*** Provided material ***

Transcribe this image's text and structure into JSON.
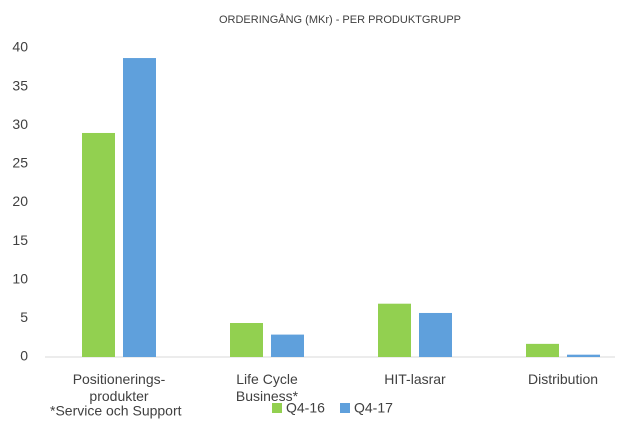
{
  "chart_data": {
    "type": "bar",
    "title": "ORDERINGÅNG (MKr) - PER PRODUKTGRUPP",
    "categories": [
      "Positionerings-produkter",
      "Life Cycle Business*",
      "HIT-lasrar",
      "Distribution"
    ],
    "series": [
      {
        "name": "Q4-16",
        "color": "#92d050",
        "values": [
          29,
          4.4,
          6.9,
          1.7
        ]
      },
      {
        "name": "Q4-17",
        "color": "#5fa0dc",
        "values": [
          38.7,
          2.9,
          5.7,
          0.3
        ]
      }
    ],
    "ylim": [
      0,
      40
    ],
    "yticks": [
      0,
      5,
      10,
      15,
      20,
      25,
      30,
      35,
      40
    ],
    "grid": false,
    "legend": "bottom",
    "annotations": [
      "*Service och Support"
    ]
  }
}
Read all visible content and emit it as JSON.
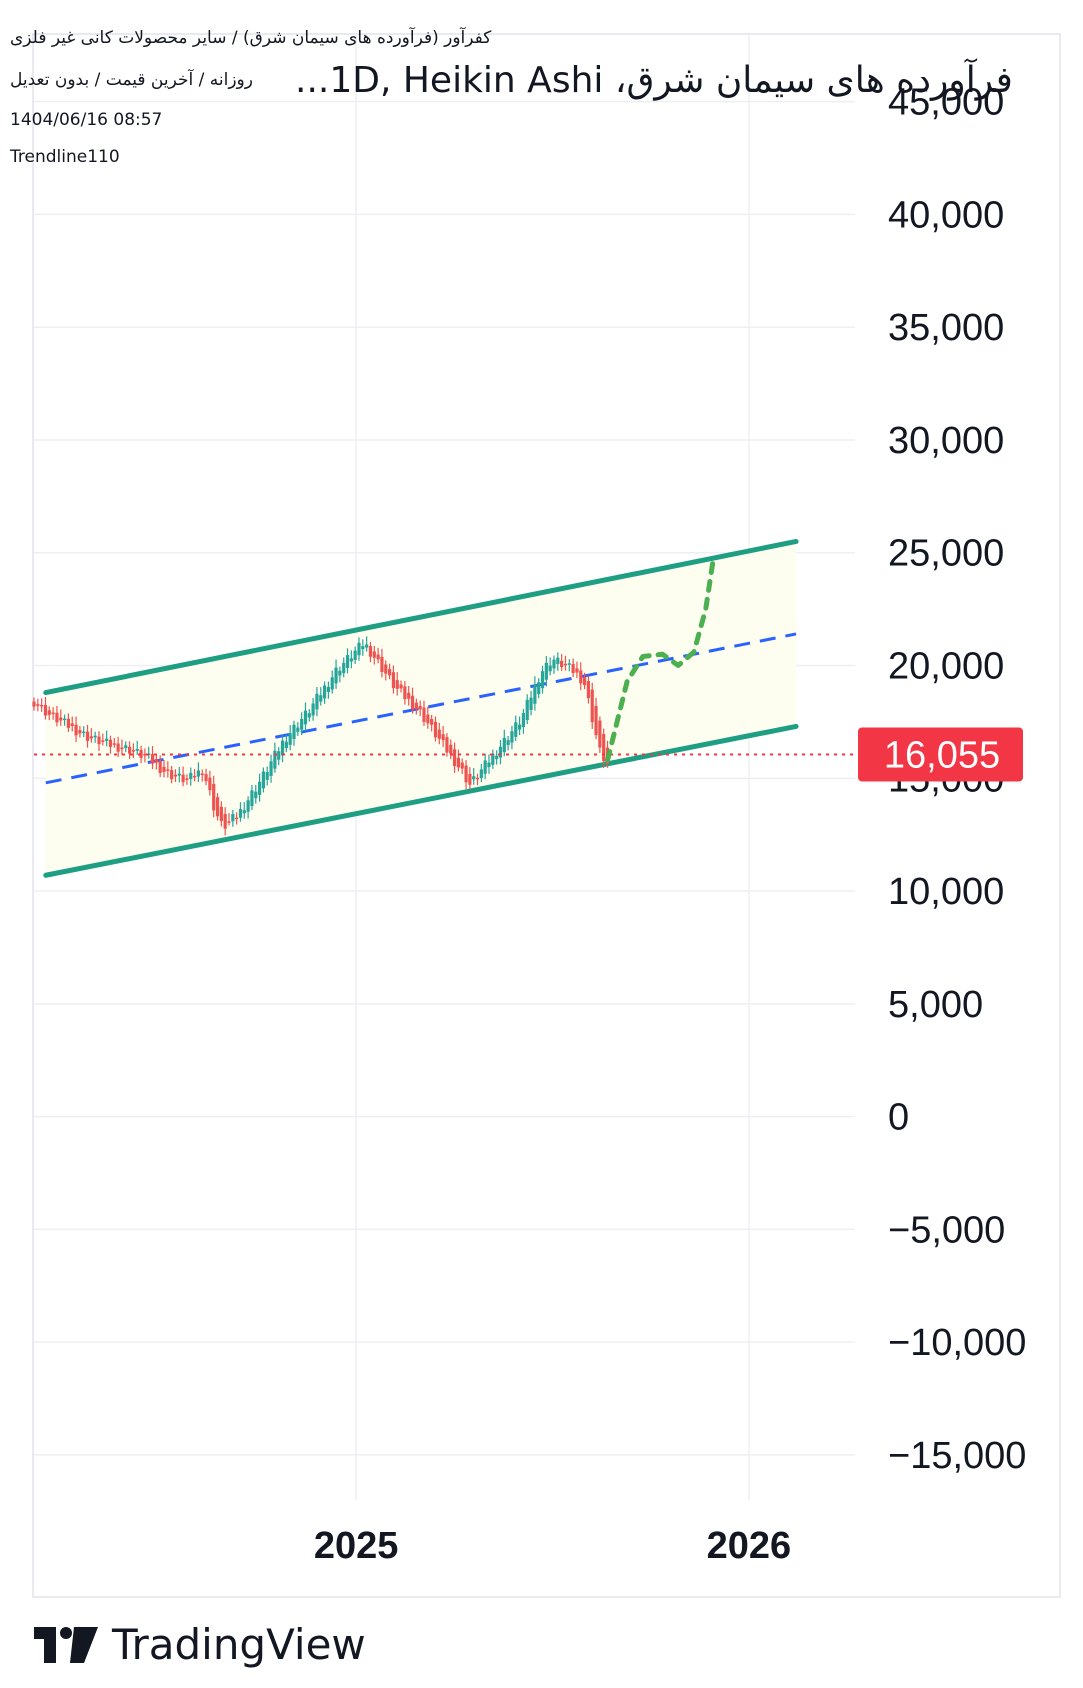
{
  "header": {
    "line1": "کفرآور (فرآورده های سیمان شرق) / سایر محصولات کانی غیر فلزی",
    "line2": "روزانه / آخرین قیمت / بدون تعدیل",
    "datetime": "1404/06/16 08:57",
    "author": "Trendline110",
    "title": "فرآورده های سیمان شرق، 1D, Heikin Ashi..."
  },
  "brand": {
    "name": "TradingView"
  },
  "colors": {
    "up": "#26a69a",
    "down": "#ef5350",
    "channel": "#1e9e82",
    "midline": "#2962ff",
    "projection": "#4caf50",
    "price_label": "#f23645",
    "grid": "#eeeff2",
    "channel_fill": "#fdfdf0"
  },
  "chart_data": {
    "type": "candlestick",
    "style": "Heikin Ashi",
    "interval": "1D",
    "y_ticks": [
      45000,
      40000,
      35000,
      30000,
      25000,
      20000,
      15000,
      10000,
      5000,
      0,
      -5000,
      -10000,
      -15000
    ],
    "y_tick_labels": [
      "45,000",
      "40,000",
      "35,000",
      "30,000",
      "25,000",
      "20,000",
      "15,000",
      "10,000",
      "5,000",
      "0",
      "−5,000",
      "−10,000",
      "−15,000"
    ],
    "x_ticks": [
      2025,
      2026
    ],
    "x_tick_labels": [
      "2025",
      "2026"
    ],
    "xlim": [
      2024.18,
      2026.27
    ],
    "ylim": [
      -17000,
      48000
    ],
    "last_price": 16055,
    "last_price_label": "16,055",
    "price_path": [
      [
        2024.18,
        18400
      ],
      [
        2024.22,
        17800
      ],
      [
        2024.27,
        17300
      ],
      [
        2024.32,
        16800
      ],
      [
        2024.37,
        16500
      ],
      [
        2024.42,
        16300
      ],
      [
        2024.47,
        15900
      ],
      [
        2024.52,
        15200
      ],
      [
        2024.57,
        14900
      ],
      [
        2024.61,
        15400
      ],
      [
        2024.64,
        13600
      ],
      [
        2024.66,
        12800
      ],
      [
        2024.7,
        13400
      ],
      [
        2024.76,
        15000
      ],
      [
        2024.82,
        16800
      ],
      [
        2024.88,
        18000
      ],
      [
        2024.95,
        19800
      ],
      [
        2025.02,
        21000
      ],
      [
        2025.05,
        20300
      ],
      [
        2025.1,
        19000
      ],
      [
        2025.16,
        18000
      ],
      [
        2025.22,
        16500
      ],
      [
        2025.27,
        15300
      ],
      [
        2025.29,
        14700
      ],
      [
        2025.33,
        15600
      ],
      [
        2025.37,
        16500
      ],
      [
        2025.42,
        17600
      ],
      [
        2025.47,
        19700
      ],
      [
        2025.5,
        20300
      ],
      [
        2025.55,
        19800
      ],
      [
        2025.58,
        19300
      ],
      [
        2025.62,
        16200
      ],
      [
        2025.64,
        15600
      ]
    ],
    "projection": [
      [
        2025.64,
        15800
      ],
      [
        2025.67,
        17900
      ],
      [
        2025.69,
        19300
      ],
      [
        2025.73,
        20400
      ],
      [
        2025.78,
        20500
      ],
      [
        2025.82,
        20000
      ],
      [
        2025.86,
        20600
      ],
      [
        2025.89,
        22500
      ],
      [
        2025.91,
        24800
      ]
    ],
    "channel_upper": [
      [
        2024.21,
        18800
      ],
      [
        2026.12,
        25500
      ]
    ],
    "channel_lower": [
      [
        2024.21,
        10700
      ],
      [
        2026.12,
        17300
      ]
    ],
    "channel_mid": [
      [
        2024.21,
        14800
      ],
      [
        2026.12,
        21400
      ]
    ],
    "support_line": 16055
  }
}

***

=== The exercise ===
Each line of the data is to be duplicated exactly; pictures stay out of the copy.

=== Worked solution ===
Transcribe this image's text and structure into JSON.
{
  "chart_data": {
    "type": "bar",
    "title": "ORDERINGÅNG (MKr) - PER PRODUKTGRUPP",
    "categories": [
      "Positionerings-produkter",
      "Life Cycle Business*",
      "HIT-lasrar",
      "Distribution"
    ],
    "series": [
      {
        "name": "Q4-16",
        "color": "#92d050",
        "values": [
          29,
          4.4,
          6.9,
          1.7
        ]
      },
      {
        "name": "Q4-17",
        "color": "#5fa0dc",
        "values": [
          38.7,
          2.9,
          5.7,
          0.3
        ]
      }
    ],
    "ylim": [
      0,
      40
    ],
    "yticks": [
      0,
      5,
      10,
      15,
      20,
      25,
      30,
      35,
      40
    ],
    "grid": false,
    "legend": "bottom",
    "annotations": [
      "*Service och Support"
    ]
  }
}
Read all visible content and emit it as JSON.
{
  "header": {
    "line1": "کفرآور (فرآورده های سیمان شرق) / سایر محصولات کانی غیر فلزی",
    "line2": "روزانه / آخرین قیمت / بدون تعدیل",
    "datetime": "1404/06/16 08:57",
    "author": "Trendline110",
    "title": "فرآورده های سیمان شرق، 1D, Heikin Ashi..."
  },
  "brand": {
    "name": "TradingView"
  },
  "colors": {
    "up": "#26a69a",
    "down": "#ef5350",
    "channel": "#1e9e82",
    "midline": "#2962ff",
    "projection": "#4caf50",
    "price_label": "#f23645",
    "grid": "#eeeff2",
    "channel_fill": "#fdfdf0"
  },
  "chart_data": {
    "type": "candlestick",
    "style": "Heikin Ashi",
    "interval": "1D",
    "y_ticks": [
      45000,
      40000,
      35000,
      30000,
      25000,
      20000,
      15000,
      10000,
      5000,
      0,
      -5000,
      -10000,
      -15000
    ],
    "y_tick_labels": [
      "45,000",
      "40,000",
      "35,000",
      "30,000",
      "25,000",
      "20,000",
      "15,000",
      "10,000",
      "5,000",
      "0",
      "−5,000",
      "−10,000",
      "−15,000"
    ],
    "x_ticks": [
      2025,
      2026
    ],
    "x_tick_labels": [
      "2025",
      "2026"
    ],
    "xlim": [
      2024.18,
      2026.27
    ],
    "ylim": [
      -17000,
      48000
    ],
    "last_price": 16055,
    "last_price_label": "16,055",
    "price_path": [
      [
        2024.18,
        18400
      ],
      [
        2024.22,
        17800
      ],
      [
        2024.27,
        17300
      ],
      [
        2024.32,
        16800
      ],
      [
        2024.37,
        16500
      ],
      [
        2024.42,
        16300
      ],
      [
        2024.47,
        15900
      ],
      [
        2024.52,
        15200
      ],
      [
        2024.57,
        14900
      ],
      [
        2024.61,
        15400
      ],
      [
        2024.64,
        13600
      ],
      [
        2024.66,
        12800
      ],
      [
        2024.7,
        13400
      ],
      [
        2024.76,
        15000
      ],
      [
        2024.82,
        16800
      ],
      [
        2024.88,
        18000
      ],
      [
        2024.95,
        19800
      ],
      [
        2025.02,
        21000
      ],
      [
        2025.05,
        20300
      ],
      [
        2025.1,
        19000
      ],
      [
        2025.16,
        18000
      ],
      [
        2025.22,
        16500
      ],
      [
        2025.27,
        15300
      ],
      [
        2025.29,
        14700
      ],
      [
        2025.33,
        15600
      ],
      [
        2025.37,
        16500
      ],
      [
        2025.42,
        17600
      ],
      [
        2025.47,
        19700
      ],
      [
        2025.5,
        20300
      ],
      [
        2025.55,
        19800
      ],
      [
        2025.58,
        19300
      ],
      [
        2025.62,
        16200
      ],
      [
        2025.64,
        15600
      ]
    ],
    "projection": [
      [
        2025.64,
        15800
      ],
      [
        2025.67,
        17900
      ],
      [
        2025.69,
        19300
      ],
      [
        2025.73,
        20400
      ],
      [
        2025.78,
        20500
      ],
      [
        2025.82,
        20000
      ],
      [
        2025.86,
        20600
      ],
      [
        2025.89,
        22500
      ],
      [
        2025.91,
        24800
      ]
    ],
    "channel_upper": [
      [
        2024.21,
        18800
      ],
      [
        2026.12,
        25500
      ]
    ],
    "channel_lower": [
      [
        2024.21,
        10700
      ],
      [
        2026.12,
        17300
      ]
    ],
    "channel_mid": [
      [
        2024.21,
        14800
      ],
      [
        2026.12,
        21400
      ]
    ],
    "support_line": 16055
  }
}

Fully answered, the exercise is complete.